[Data excerpts]
++++

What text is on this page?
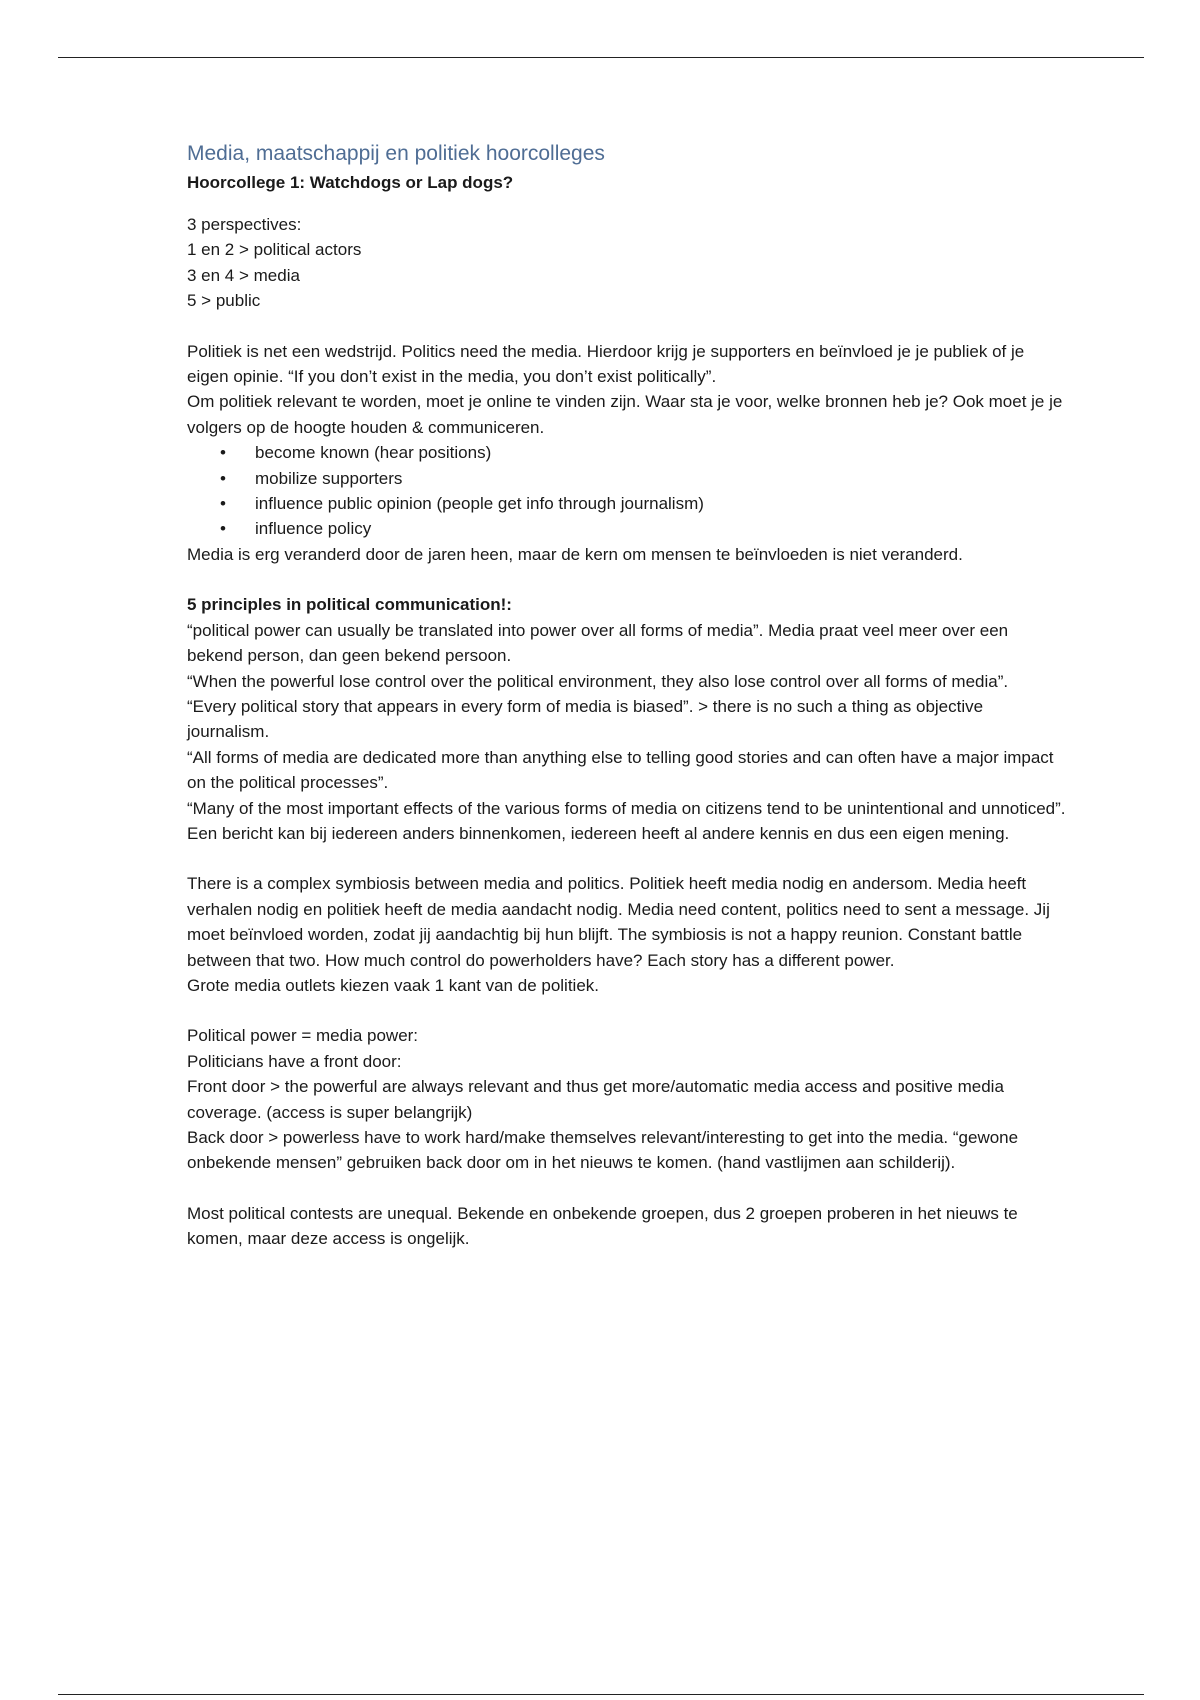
Media, maatschappij en politiek hoorcolleges

Hoorcollege 1: Watchdogs or Lap dogs?

3 perspectives:

1 en 2 > political actors

3 en 4 > media

5 > public

Politiek is net een wedstrijd. Politics need the media. Hierdoor krijg je supporters en beïnvloed je je publiek of je eigen opinie. “If you don’t exist in the media, you don’t exist politically”.

Om politiek relevant te worden, moet je online te vinden zijn. Waar sta je voor, welke bronnen heb je? Ook moet je je volgers op de hoogte houden & communiceren.

• become known (hear positions)
• mobilize supporters
• influence public opinion (people get info through journalism)
• influence policy

Media is erg veranderd door de jaren heen, maar de kern om mensen te beïnvloeden is niet veranderd.

5 principles in political communication!:

“political power can usually be translated into power over all forms of media”. Media praat veel meer over een bekend person, dan geen bekend persoon.

“When the powerful lose control over the political environment, they also lose control over all forms of media”.

“Every political story that appears in every form of media is biased”. > there is no such a thing as objective journalism.

“All forms of media are dedicated more than anything else to telling good stories and can often have a major impact on the political processes”.

“Many of the most important effects of the various forms of media on citizens tend to be unintentional and unnoticed”. Een bericht kan bij iedereen anders binnenkomen, iedereen heeft al andere kennis en dus een eigen mening.

There is a complex symbiosis between media and politics. Politiek heeft media nodig en andersom. Media heeft verhalen nodig en politiek heeft de media aandacht nodig. Media need content, politics need to sent a message. Jij moet beïnvloed worden, zodat jij aandachtig bij hun blijft. The symbiosis is not a happy reunion. Constant battle between that two. How much control do powerholders have? Each story has a different power.

Grote media outlets kiezen vaak 1 kant van de politiek.

Political power = media power:

Politicians have a front door:

Front door > the powerful are always relevant and thus get more/automatic media access and positive media coverage. (access is super belangrijk)

Back door > powerless have to work hard/make themselves relevant/interesting to get into the media. “gewone onbekende mensen” gebruiken back door om in het nieuws te komen. (hand vastlijmen aan schilderij).

Most political contests are unequal. Bekende en onbekende groepen, dus 2 groepen proberen in het nieuws te komen, maar deze access is ongelijk.
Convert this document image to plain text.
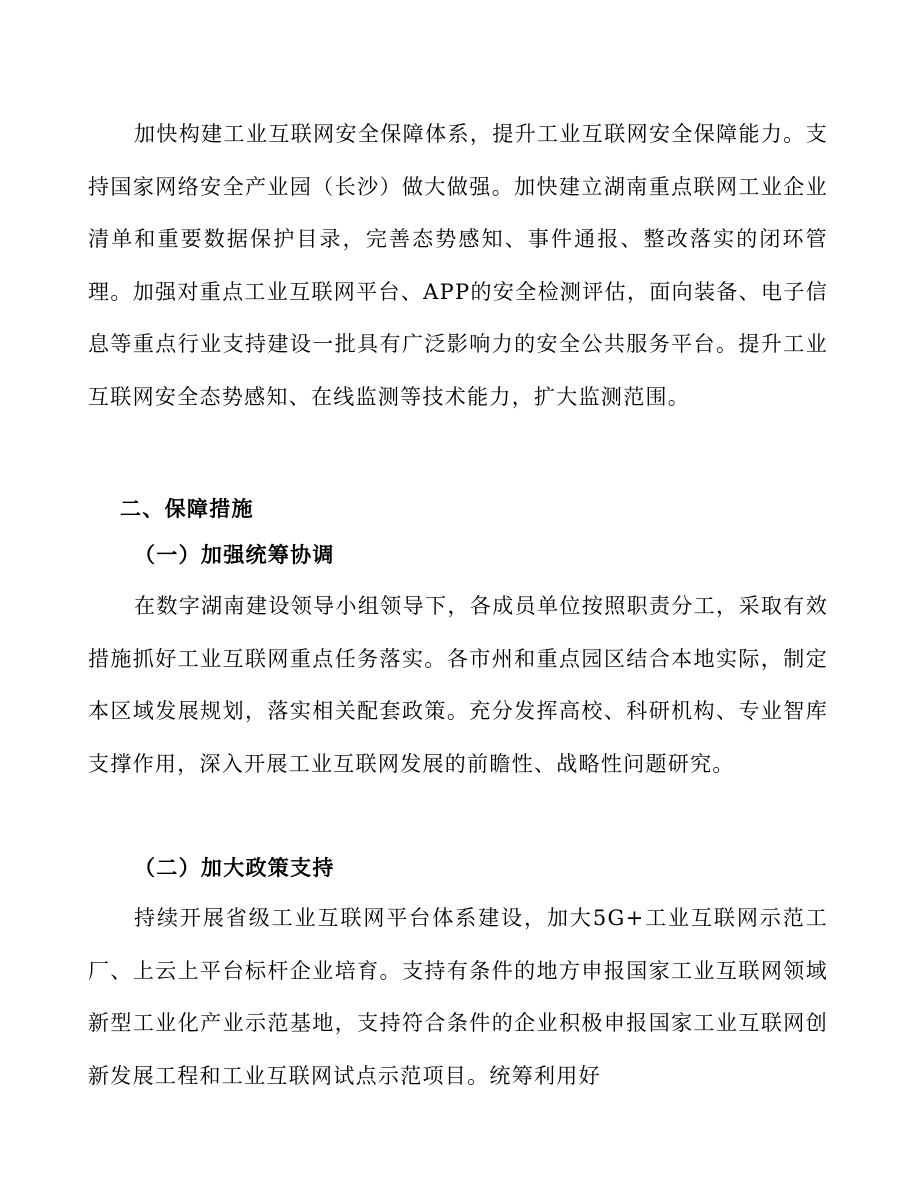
加快构建工业互联网安全保障体系，提升工业互联网安全保障能力。支持国家网络安全产业园（长沙）做大做强。加快建立湖南重点联网工业企业清单和重要数据保护目录，完善态势感知、事件通报、整改落实的闭环管理。加强对重点工业互联网平台、APP的安全检测评估，面向装备、电子信息等重点行业支持建设一批具有广泛影响力的安全公共服务平台。提升工业互联网安全态势感知、在线监测等技术能力，扩大监测范围。

二、保障措施
（一）加强统筹协调

在数字湖南建设领导小组领导下，各成员单位按照职责分工，采取有效措施抓好工业互联网重点任务落实。各市州和重点园区结合本地实际，制定本区域发展规划，落实相关配套政策。充分发挥高校、科研机构、专业智库支撑作用，深入开展工业互联网发展的前瞻性、战略性问题研究。

（二）加大政策支持

持续开展省级工业互联网平台体系建设，加大5G+工业互联网示范工厂、上云上平台标杆企业培育。支持有条件的地方申报国家工业互联网领域新型工业化产业示范基地，支持符合条件的企业积极申报国家工业互联网创新发展工程和工业互联网试点示范项目。统筹利用好
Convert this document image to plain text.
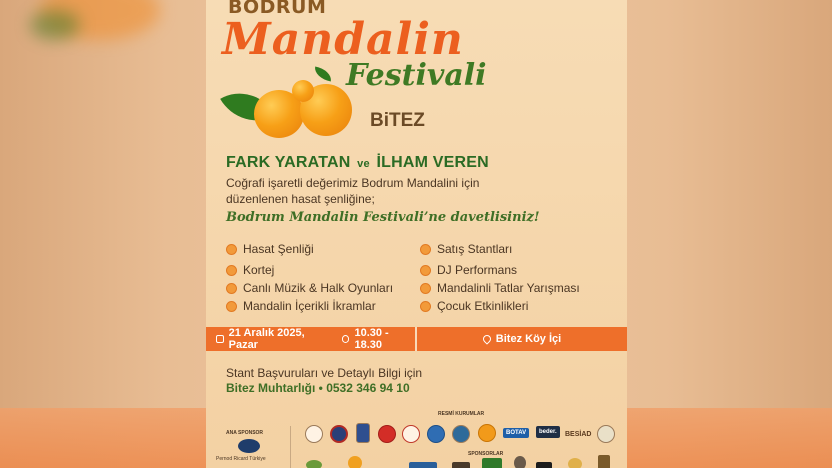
BODRUM
Mandalin
Festivali
BiTEZ
FARK YARATAN ve İLHAM VEREN
Coğrafi işaretli değerimiz Bodrum Mandalini için
düzenlenen hasat şenliğine;
Bodrum Mandalin Festivali’ne davetlisiniz!
Hasat Şenliği
Kortej
Canlı Müzik & Halk Oyunları
Mandalin İçerikli İkramlar
Satış Stantları
DJ Performans
Mandalinli Tatlar Yarışması
Çocuk Etkinlikleri
21 Aralık 2025, Pazar
10.30 - 18.30	Bitez Köy İçi
Stant Başvuruları ve Detaylı Bilgi için
Bitez Muhtarlığı • 0532 346 94 10
ANA SPONSOR
Pernod Ricard Türkiye
RESMİ KURUMLAR
BOTAV	beder.	BESİAD
SPONSORLAR
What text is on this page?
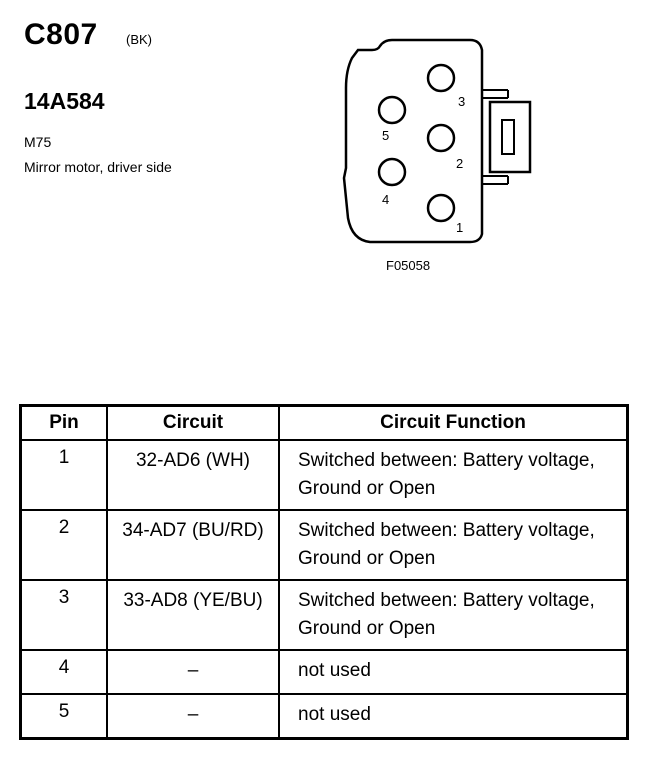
C807 (BK)
14A584
M75
Mirror motor, driver side
3
5
2
4
1
F05058
Pin	Circuit	Circuit Function
1	32-AD6 (WH)	Switched between: Battery voltage, Ground or Open
2	34-AD7 (BU/RD)	Switched between: Battery voltage, Ground or Open
3	33-AD8 (YE/BU)	Switched between: Battery voltage, Ground or Open
4	–	not used
5	–	not used
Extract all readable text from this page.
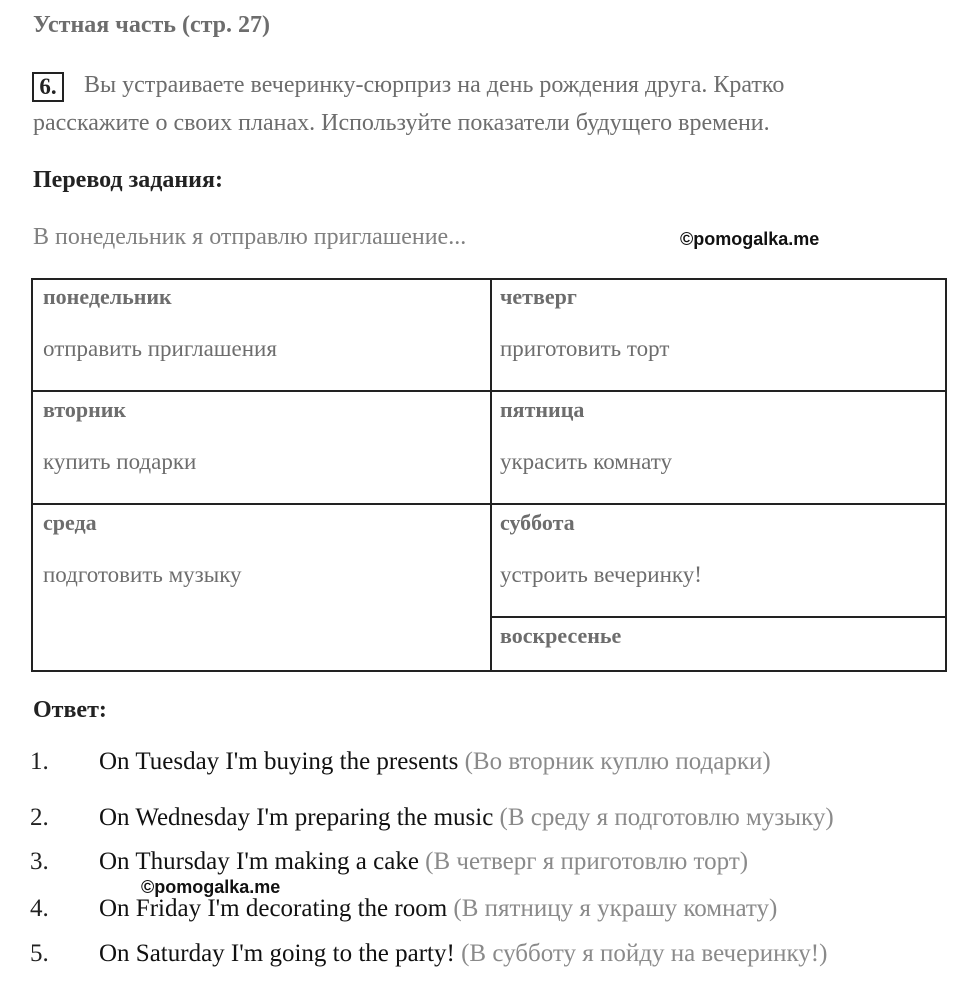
Устная часть (стр. 27)
6.	Вы устраиваете вечеринку-сюрприз на день рождения друга. Кратко
расскажите о своих планах. Используйте показатели будущего времени.
Перевод задания:
В понедельник я отправлю приглашение...	©pomogalka.me
понедельник
отправить приглашения
четверг
приготовить торт
вторник
купить подарки
пятница
украсить комнату
среда
подготовить музыку
суббота
устроить вечеринку!
воскресенье
Ответ:
1. On Tuesday I'm buying the presents (Во вторник куплю подарки)
2. On Wednesday I'm preparing the music (В среду я подготовлю музыку)
3. On Thursday I'm making a cake (В четверг я приготовлю торт)
©pomogalka.me
4. On Friday I'm decorating the room (В пятницу я украшу комнату)
5. On Saturday I'm going to the party! (В субботу я пойду на вечеринку!)
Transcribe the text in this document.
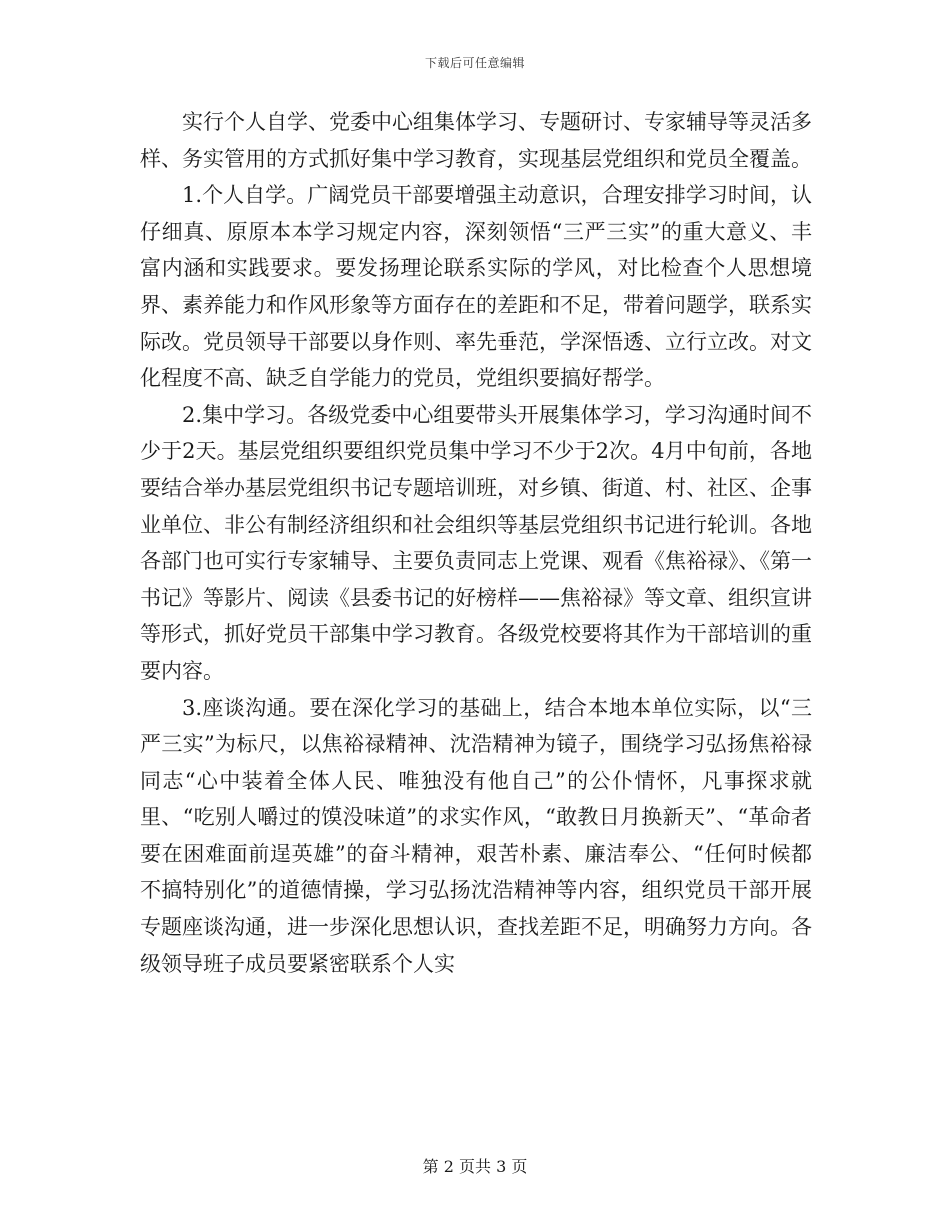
下载后可任意编辑

实行个人自学、党委中心组集体学习、专题研讨、专家辅导等灵活多样、务实管用的方式抓好集中学习教育，实现基层党组织和党员全覆盖。

1.个人自学。广阔党员干部要增强主动意识，合理安排学习时间，认仔细真、原原本本学习规定内容，深刻领悟“三严三实”的重大意义、丰富内涵和实践要求。要发扬理论联系实际的学风，对比检查个人思想境界、素养能力和作风形象等方面存在的差距和不足，带着问题学，联系实际改。党员领导干部要以身作则、率先垂范，学深悟透、立行立改。对文化程度不高、缺乏自学能力的党员，党组织要搞好帮学。

2.集中学习。各级党委中心组要带头开展集体学习，学习沟通时间不少于2天。基层党组织要组织党员集中学习不少于2次。4月中旬前，各地要结合举办基层党组织书记专题培训班，对乡镇、街道、村、社区、企事业单位、非公有制经济组织和社会组织等基层党组织书记进行轮训。各地各部门也可实行专家辅导、主要负责同志上党课、观看《焦裕禄》、《第一书记》等影片、阅读《县委书记的好榜样——焦裕禄》等文章、组织宣讲等形式，抓好党员干部集中学习教育。各级党校要将其作为干部培训的重要内容。

3.座谈沟通。要在深化学习的基础上，结合本地本单位实际，以“三严三实”为标尺，以焦裕禄精神、沈浩精神为镜子，围绕学习弘扬焦裕禄同志“心中装着全体人民、唯独没有他自己”的公仆情怀，凡事探求就里、“吃别人嚼过的馍没味道”的求实作风，“敢教日月换新天”、“革命者要在困难面前逞英雄”的奋斗精神，艰苦朴素、廉洁奉公、“任何时候都不搞特别化”的道德情操，学习弘扬沈浩精神等内容，组织党员干部开展专题座谈沟通，进一步深化思想认识，查找差距不足，明确努力方向。各级领导班子成员要紧密联系个人实

第 2 页共 3 页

++++

THE EXERCISE
Show all lines from the records above where the word "Festivali" occurs.

OUTPUT FOR THIS TASK
Festivali
Bodrum Mandalin Festivali’ne davetlisiniz!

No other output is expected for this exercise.